DATA PROVIDED:
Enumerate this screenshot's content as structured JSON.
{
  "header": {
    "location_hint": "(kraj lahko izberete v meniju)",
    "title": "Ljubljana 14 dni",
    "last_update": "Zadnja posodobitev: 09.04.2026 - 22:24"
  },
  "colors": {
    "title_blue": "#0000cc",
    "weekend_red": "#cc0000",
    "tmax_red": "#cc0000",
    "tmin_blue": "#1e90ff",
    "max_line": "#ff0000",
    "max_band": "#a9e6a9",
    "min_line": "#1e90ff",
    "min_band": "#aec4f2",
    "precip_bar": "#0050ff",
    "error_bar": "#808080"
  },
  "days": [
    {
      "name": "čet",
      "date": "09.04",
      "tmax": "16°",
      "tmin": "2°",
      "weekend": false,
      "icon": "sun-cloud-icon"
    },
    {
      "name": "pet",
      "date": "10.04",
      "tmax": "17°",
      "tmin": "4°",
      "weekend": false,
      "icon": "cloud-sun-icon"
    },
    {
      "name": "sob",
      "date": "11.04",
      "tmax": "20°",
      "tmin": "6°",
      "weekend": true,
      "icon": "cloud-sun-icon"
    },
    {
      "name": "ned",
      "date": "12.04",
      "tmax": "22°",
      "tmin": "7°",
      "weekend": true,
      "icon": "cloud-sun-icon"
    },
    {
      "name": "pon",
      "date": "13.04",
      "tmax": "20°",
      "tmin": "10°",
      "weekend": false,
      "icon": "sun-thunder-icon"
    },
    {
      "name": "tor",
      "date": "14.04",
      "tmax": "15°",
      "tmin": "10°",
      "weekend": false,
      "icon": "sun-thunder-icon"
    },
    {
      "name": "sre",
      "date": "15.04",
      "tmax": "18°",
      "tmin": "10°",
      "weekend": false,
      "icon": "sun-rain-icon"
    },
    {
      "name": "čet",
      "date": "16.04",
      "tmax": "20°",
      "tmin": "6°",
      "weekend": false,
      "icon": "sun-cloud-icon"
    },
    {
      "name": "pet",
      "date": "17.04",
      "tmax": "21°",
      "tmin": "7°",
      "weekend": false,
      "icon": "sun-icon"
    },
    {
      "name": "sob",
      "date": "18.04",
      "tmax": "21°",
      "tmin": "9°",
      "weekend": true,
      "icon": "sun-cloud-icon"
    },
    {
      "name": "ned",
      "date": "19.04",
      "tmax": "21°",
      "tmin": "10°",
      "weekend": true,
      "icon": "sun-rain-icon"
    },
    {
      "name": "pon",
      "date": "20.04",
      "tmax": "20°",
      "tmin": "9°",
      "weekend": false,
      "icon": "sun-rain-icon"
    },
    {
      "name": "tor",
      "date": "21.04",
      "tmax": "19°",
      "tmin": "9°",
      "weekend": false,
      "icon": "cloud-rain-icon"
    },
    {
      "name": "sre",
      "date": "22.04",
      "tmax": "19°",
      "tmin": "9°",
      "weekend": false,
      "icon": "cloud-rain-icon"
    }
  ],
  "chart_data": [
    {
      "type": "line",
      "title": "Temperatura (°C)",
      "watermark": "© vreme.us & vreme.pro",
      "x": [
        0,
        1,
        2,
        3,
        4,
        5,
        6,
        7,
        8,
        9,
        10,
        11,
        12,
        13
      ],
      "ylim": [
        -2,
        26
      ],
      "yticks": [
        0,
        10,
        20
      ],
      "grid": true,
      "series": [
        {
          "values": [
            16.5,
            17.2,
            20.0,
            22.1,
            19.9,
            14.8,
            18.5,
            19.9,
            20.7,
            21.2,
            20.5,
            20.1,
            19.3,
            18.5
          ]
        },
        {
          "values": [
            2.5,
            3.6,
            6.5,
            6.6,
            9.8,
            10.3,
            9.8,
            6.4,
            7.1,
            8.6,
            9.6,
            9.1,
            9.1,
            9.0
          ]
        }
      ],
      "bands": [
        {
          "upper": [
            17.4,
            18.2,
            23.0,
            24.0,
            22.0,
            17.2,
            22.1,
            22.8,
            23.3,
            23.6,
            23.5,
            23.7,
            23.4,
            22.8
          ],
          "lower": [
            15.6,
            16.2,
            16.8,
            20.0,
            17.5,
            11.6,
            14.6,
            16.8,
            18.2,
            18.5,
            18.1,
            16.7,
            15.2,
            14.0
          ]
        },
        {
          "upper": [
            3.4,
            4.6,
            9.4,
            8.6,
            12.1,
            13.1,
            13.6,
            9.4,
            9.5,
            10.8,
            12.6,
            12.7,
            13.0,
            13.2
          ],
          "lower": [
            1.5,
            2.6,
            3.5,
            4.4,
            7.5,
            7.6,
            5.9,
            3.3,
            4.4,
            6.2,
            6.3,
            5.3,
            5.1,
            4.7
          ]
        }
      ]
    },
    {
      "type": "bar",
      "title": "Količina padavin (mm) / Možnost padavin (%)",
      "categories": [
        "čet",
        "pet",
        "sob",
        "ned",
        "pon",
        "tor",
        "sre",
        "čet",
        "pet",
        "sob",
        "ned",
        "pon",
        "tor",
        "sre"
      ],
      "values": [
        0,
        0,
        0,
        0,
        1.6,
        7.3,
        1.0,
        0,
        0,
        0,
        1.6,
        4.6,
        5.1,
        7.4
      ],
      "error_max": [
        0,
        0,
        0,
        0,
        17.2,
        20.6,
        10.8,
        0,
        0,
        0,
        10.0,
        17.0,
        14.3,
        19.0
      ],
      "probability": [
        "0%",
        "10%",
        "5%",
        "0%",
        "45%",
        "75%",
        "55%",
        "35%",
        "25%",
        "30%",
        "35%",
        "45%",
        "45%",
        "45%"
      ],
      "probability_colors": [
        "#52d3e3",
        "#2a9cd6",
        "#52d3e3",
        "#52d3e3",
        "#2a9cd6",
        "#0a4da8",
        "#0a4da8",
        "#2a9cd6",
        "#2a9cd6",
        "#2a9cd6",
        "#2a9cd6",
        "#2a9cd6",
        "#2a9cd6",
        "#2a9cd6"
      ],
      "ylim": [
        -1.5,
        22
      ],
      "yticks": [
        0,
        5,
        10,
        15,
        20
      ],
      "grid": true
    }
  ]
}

TASK PROMPT:
Provide an exact reproduction of all the entries shown above.

FULL SOLUTION:
Enumerate this screenshot's content as structured JSON.
{
  "header": {
    "location_hint": "(kraj lahko izberete v meniju)",
    "title": "Ljubljana 14 dni",
    "last_update": "Zadnja posodobitev: 09.04.2026 - 22:24"
  },
  "colors": {
    "title_blue": "#0000cc",
    "weekend_red": "#cc0000",
    "tmax_red": "#cc0000",
    "tmin_blue": "#1e90ff",
    "max_line": "#ff0000",
    "max_band": "#a9e6a9",
    "min_line": "#1e90ff",
    "min_band": "#aec4f2",
    "precip_bar": "#0050ff",
    "error_bar": "#808080"
  },
  "days": [
    {
      "name": "čet",
      "date": "09.04",
      "tmax": "16°",
      "tmin": "2°",
      "weekend": false,
      "icon": "sun-cloud-icon"
    },
    {
      "name": "pet",
      "date": "10.04",
      "tmax": "17°",
      "tmin": "4°",
      "weekend": false,
      "icon": "cloud-sun-icon"
    },
    {
      "name": "sob",
      "date": "11.04",
      "tmax": "20°",
      "tmin": "6°",
      "weekend": true,
      "icon": "cloud-sun-icon"
    },
    {
      "name": "ned",
      "date": "12.04",
      "tmax": "22°",
      "tmin": "7°",
      "weekend": true,
      "icon": "cloud-sun-icon"
    },
    {
      "name": "pon",
      "date": "13.04",
      "tmax": "20°",
      "tmin": "10°",
      "weekend": false,
      "icon": "sun-thunder-icon"
    },
    {
      "name": "tor",
      "date": "14.04",
      "tmax": "15°",
      "tmin": "10°",
      "weekend": false,
      "icon": "sun-thunder-icon"
    },
    {
      "name": "sre",
      "date": "15.04",
      "tmax": "18°",
      "tmin": "10°",
      "weekend": false,
      "icon": "sun-rain-icon"
    },
    {
      "name": "čet",
      "date": "16.04",
      "tmax": "20°",
      "tmin": "6°",
      "weekend": false,
      "icon": "sun-cloud-icon"
    },
    {
      "name": "pet",
      "date": "17.04",
      "tmax": "21°",
      "tmin": "7°",
      "weekend": false,
      "icon": "sun-icon"
    },
    {
      "name": "sob",
      "date": "18.04",
      "tmax": "21°",
      "tmin": "9°",
      "weekend": true,
      "icon": "sun-cloud-icon"
    },
    {
      "name": "ned",
      "date": "19.04",
      "tmax": "21°",
      "tmin": "10°",
      "weekend": true,
      "icon": "sun-rain-icon"
    },
    {
      "name": "pon",
      "date": "20.04",
      "tmax": "20°",
      "tmin": "9°",
      "weekend": false,
      "icon": "sun-rain-icon"
    },
    {
      "name": "tor",
      "date": "21.04",
      "tmax": "19°",
      "tmin": "9°",
      "weekend": false,
      "icon": "cloud-rain-icon"
    },
    {
      "name": "sre",
      "date": "22.04",
      "tmax": "19°",
      "tmin": "9°",
      "weekend": false,
      "icon": "cloud-rain-icon"
    }
  ],
  "chart_data": [
    {
      "type": "line",
      "title": "Temperatura (°C)",
      "watermark": "© vreme.us & vreme.pro",
      "x": [
        0,
        1,
        2,
        3,
        4,
        5,
        6,
        7,
        8,
        9,
        10,
        11,
        12,
        13
      ],
      "ylim": [
        -2,
        26
      ],
      "yticks": [
        0,
        10,
        20
      ],
      "grid": true,
      "series": [
        {
          "values": [
            16.5,
            17.2,
            20.0,
            22.1,
            19.9,
            14.8,
            18.5,
            19.9,
            20.7,
            21.2,
            20.5,
            20.1,
            19.3,
            18.5
          ]
        },
        {
          "values": [
            2.5,
            3.6,
            6.5,
            6.6,
            9.8,
            10.3,
            9.8,
            6.4,
            7.1,
            8.6,
            9.6,
            9.1,
            9.1,
            9.0
          ]
        }
      ],
      "bands": [
        {
          "upper": [
            17.4,
            18.2,
            23.0,
            24.0,
            22.0,
            17.2,
            22.1,
            22.8,
            23.3,
            23.6,
            23.5,
            23.7,
            23.4,
            22.8
          ],
          "lower": [
            15.6,
            16.2,
            16.8,
            20.0,
            17.5,
            11.6,
            14.6,
            16.8,
            18.2,
            18.5,
            18.1,
            16.7,
            15.2,
            14.0
          ]
        },
        {
          "upper": [
            3.4,
            4.6,
            9.4,
            8.6,
            12.1,
            13.1,
            13.6,
            9.4,
            9.5,
            10.8,
            12.6,
            12.7,
            13.0,
            13.2
          ],
          "lower": [
            1.5,
            2.6,
            3.5,
            4.4,
            7.5,
            7.6,
            5.9,
            3.3,
            4.4,
            6.2,
            6.3,
            5.3,
            5.1,
            4.7
          ]
        }
      ]
    },
    {
      "type": "bar",
      "title": "Količina padavin (mm) / Možnost padavin (%)",
      "categories": [
        "čet",
        "pet",
        "sob",
        "ned",
        "pon",
        "tor",
        "sre",
        "čet",
        "pet",
        "sob",
        "ned",
        "pon",
        "tor",
        "sre"
      ],
      "values": [
        0,
        0,
        0,
        0,
        1.6,
        7.3,
        1.0,
        0,
        0,
        0,
        1.6,
        4.6,
        5.1,
        7.4
      ],
      "error_max": [
        0,
        0,
        0,
        0,
        17.2,
        20.6,
        10.8,
        0,
        0,
        0,
        10.0,
        17.0,
        14.3,
        19.0
      ],
      "probability": [
        "0%",
        "10%",
        "5%",
        "0%",
        "45%",
        "75%",
        "55%",
        "35%",
        "25%",
        "30%",
        "35%",
        "45%",
        "45%",
        "45%"
      ],
      "probability_colors": [
        "#52d3e3",
        "#2a9cd6",
        "#52d3e3",
        "#52d3e3",
        "#2a9cd6",
        "#0a4da8",
        "#0a4da8",
        "#2a9cd6",
        "#2a9cd6",
        "#2a9cd6",
        "#2a9cd6",
        "#2a9cd6",
        "#2a9cd6",
        "#2a9cd6"
      ],
      "ylim": [
        -1.5,
        22
      ],
      "yticks": [
        0,
        5,
        10,
        15,
        20
      ],
      "grid": true
    }
  ]
}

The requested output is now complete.